● What you should do
Render every line of the listing as a JSON list of strings, with one string per line and blank lines omitted.

[START OF Records provided]

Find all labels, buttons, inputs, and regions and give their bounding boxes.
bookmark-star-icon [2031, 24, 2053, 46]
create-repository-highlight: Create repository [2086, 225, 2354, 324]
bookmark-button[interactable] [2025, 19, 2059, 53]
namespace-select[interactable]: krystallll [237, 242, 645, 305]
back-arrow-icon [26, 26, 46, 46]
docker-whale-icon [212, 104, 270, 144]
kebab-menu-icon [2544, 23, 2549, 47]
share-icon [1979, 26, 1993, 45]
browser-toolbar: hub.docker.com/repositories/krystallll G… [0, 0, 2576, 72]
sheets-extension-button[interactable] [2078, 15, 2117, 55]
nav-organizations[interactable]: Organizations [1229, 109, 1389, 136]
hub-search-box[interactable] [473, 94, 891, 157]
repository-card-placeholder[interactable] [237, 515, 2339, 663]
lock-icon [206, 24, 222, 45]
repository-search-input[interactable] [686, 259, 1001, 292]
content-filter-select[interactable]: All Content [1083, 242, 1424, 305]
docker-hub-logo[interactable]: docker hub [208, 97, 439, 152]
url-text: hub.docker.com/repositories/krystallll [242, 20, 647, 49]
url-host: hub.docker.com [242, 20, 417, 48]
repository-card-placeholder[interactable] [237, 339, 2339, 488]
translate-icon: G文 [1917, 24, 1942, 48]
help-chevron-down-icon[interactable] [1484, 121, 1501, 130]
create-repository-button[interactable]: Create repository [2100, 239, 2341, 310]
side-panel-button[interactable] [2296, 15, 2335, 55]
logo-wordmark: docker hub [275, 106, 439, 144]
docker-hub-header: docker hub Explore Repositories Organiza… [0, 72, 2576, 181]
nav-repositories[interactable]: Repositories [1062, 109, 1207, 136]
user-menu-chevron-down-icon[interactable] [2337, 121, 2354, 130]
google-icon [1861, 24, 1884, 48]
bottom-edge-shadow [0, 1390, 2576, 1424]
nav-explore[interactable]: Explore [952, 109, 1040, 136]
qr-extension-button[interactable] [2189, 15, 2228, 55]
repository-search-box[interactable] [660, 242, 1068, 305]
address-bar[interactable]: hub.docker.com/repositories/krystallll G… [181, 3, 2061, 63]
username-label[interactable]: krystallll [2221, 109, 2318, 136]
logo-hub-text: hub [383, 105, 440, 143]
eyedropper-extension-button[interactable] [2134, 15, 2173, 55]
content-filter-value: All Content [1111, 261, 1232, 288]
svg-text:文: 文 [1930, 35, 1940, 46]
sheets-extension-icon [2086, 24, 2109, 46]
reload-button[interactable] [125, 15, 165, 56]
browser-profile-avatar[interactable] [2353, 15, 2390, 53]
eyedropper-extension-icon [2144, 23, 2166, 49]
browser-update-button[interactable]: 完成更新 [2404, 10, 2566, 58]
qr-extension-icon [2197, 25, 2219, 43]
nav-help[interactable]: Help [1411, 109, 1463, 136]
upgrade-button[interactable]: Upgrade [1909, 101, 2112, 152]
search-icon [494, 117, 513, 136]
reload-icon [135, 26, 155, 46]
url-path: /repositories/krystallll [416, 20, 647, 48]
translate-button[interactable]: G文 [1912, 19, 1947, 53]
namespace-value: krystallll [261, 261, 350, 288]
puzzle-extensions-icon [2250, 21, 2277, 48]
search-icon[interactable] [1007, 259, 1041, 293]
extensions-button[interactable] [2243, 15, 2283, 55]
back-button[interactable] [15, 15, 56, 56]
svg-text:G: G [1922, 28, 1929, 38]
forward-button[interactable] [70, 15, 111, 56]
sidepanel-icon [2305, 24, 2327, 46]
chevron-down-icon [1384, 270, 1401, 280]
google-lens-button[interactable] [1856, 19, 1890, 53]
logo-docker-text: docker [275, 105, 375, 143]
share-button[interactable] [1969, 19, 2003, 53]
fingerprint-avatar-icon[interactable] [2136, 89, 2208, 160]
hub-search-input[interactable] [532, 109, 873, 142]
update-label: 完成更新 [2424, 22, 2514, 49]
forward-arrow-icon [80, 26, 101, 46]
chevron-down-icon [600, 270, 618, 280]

[END OF Records provided]

● Answer to this exercise
[
  "Find all labels, buttons, inputs, and regions and give their bounding boxes.",
  "bookmark-star-icon [2031, 24, 2053, 46]",
  "create-repository-highlight: Create repository [2086, 225, 2354, 324]",
  "bookmark-button[interactable] [2025, 19, 2059, 53]",
  "namespace-select[interactable]: krystallll [237, 242, 645, 305]",
  "back-arrow-icon [26, 26, 46, 46]",
  "docker-whale-icon [212, 104, 270, 144]",
  "kebab-menu-icon [2544, 23, 2549, 47]",
  "share-icon [1979, 26, 1993, 45]",
  "browser-toolbar: hub.docker.com/repositories/krystallll G… [0, 0, 2576, 72]",
  "sheets-extension-button[interactable] [2078, 15, 2117, 55]",
  "nav-organizations[interactable]: Organizations [1229, 109, 1389, 136]",
  "hub-search-box[interactable] [473, 94, 891, 157]",
  "repository-card-placeholder[interactable] [237, 515, 2339, 663]",
  "lock-icon [206, 24, 222, 45]",
  "repository-search-input[interactable] [686, 259, 1001, 292]",
  "content-filter-select[interactable]: All Content [1083, 242, 1424, 305]",
  "docker-hub-logo[interactable]: docker hub [208, 97, 439, 152]",
  "url-text: hub.docker.com/repositories/krystallll [242, 20, 647, 49]",
  "url-host: hub.docker.com [242, 20, 417, 48]",
  "repository-card-placeholder[interactable] [237, 339, 2339, 488]",
  "translate-icon: G文 [1917, 24, 1942, 48]",
  "help-chevron-down-icon[interactable] [1484, 121, 1501, 130]",
  "create-repository-button[interactable]: Create repository [2100, 239, 2341, 310]",
  "side-panel-button[interactable] [2296, 15, 2335, 55]",
  "logo-wordmark: docker hub [275, 106, 439, 144]",
  "docker-hub-header: docker hub Explore Repositories Organiza… [0, 72, 2576, 181]",
  "nav-repositories[interactable]: Repositories [1062, 109, 1207, 136]",
  "user-menu-chevron-down-icon[interactable] [2337, 121, 2354, 130]",
  "google-icon [1861, 24, 1884, 48]",
  "bottom-edge-shadow [0, 1390, 2576, 1424]",
  "nav-explore[interactable]: Explore [952, 109, 1040, 136]",
  "qr-extension-button[interactable] [2189, 15, 2228, 55]",
  "repository-search-box[interactable] [660, 242, 1068, 305]",
  "address-bar[interactable]: hub.docker.com/repositories/krystallll G… [181, 3, 2061, 63]",
  "username-label[interactable]: krystallll [2221, 109, 2318, 136]",
  "logo-hub-text: hub [383, 105, 440, 143]",
  "eyedropper-extension-button[interactable] [2134, 15, 2173, 55]",
  "content-filter-value: All Content [1111, 261, 1232, 288]",
  "svg-text:文: 文 [1930, 35, 1940, 46]",
  "sheets-extension-icon [2086, 24, 2109, 46]",
  "reload-button[interactable] [125, 15, 165, 56]",
  "browser-profile-avatar[interactable] [2353, 15, 2390, 53]",
  "eyedropper-extension-icon [2144, 23, 2166, 49]",
  "browser-update-button[interactable]: 完成更新 [2404, 10, 2566, 58]",
  "qr-extension-icon [2197, 25, 2219, 43]",
  "nav-help[interactable]: Help [1411, 109, 1463, 136]",
  "upgrade-button[interactable]: Upgrade [1909, 101, 2112, 152]",
  "search-icon [494, 117, 513, 136]",
  "reload-icon [135, 26, 155, 46]",
  "url-path: /repositories/krystallll [416, 20, 647, 48]",
  "translate-button[interactable]: G文 [1912, 19, 1947, 53]",
  "namespace-value: krystallll [261, 261, 350, 288]",
  "puzzle-extensions-icon [2250, 21, 2277, 48]",
  "search-icon[interactable] [1007, 259, 1041, 293]",
  "extensions-button[interactable] [2243, 15, 2283, 55]",
  "back-button[interactable] [15, 15, 56, 56]",
  "svg-text:G: G [1922, 28, 1929, 38]",
  "forward-button[interactable] [70, 15, 111, 56]",
  "sidepanel-icon [2305, 24, 2327, 46]",
  "chevron-down-icon [1384, 270, 1401, 280]",
  "google-lens-button[interactable] [1856, 19, 1890, 53]",
  "logo-docker-text: docker [275, 105, 375, 143]",
  "share-button[interactable] [1969, 19, 2003, 53]",
  "fingerprint-avatar-icon[interactable] [2136, 89, 2208, 160]",
  "hub-search-input[interactable] [532, 109, 873, 142]",
  "update-label: 完成更新 [2424, 22, 2514, 49]",
  "forward-arrow-icon [80, 26, 101, 46]",
  "chevron-down-icon [600, 270, 618, 280]"
]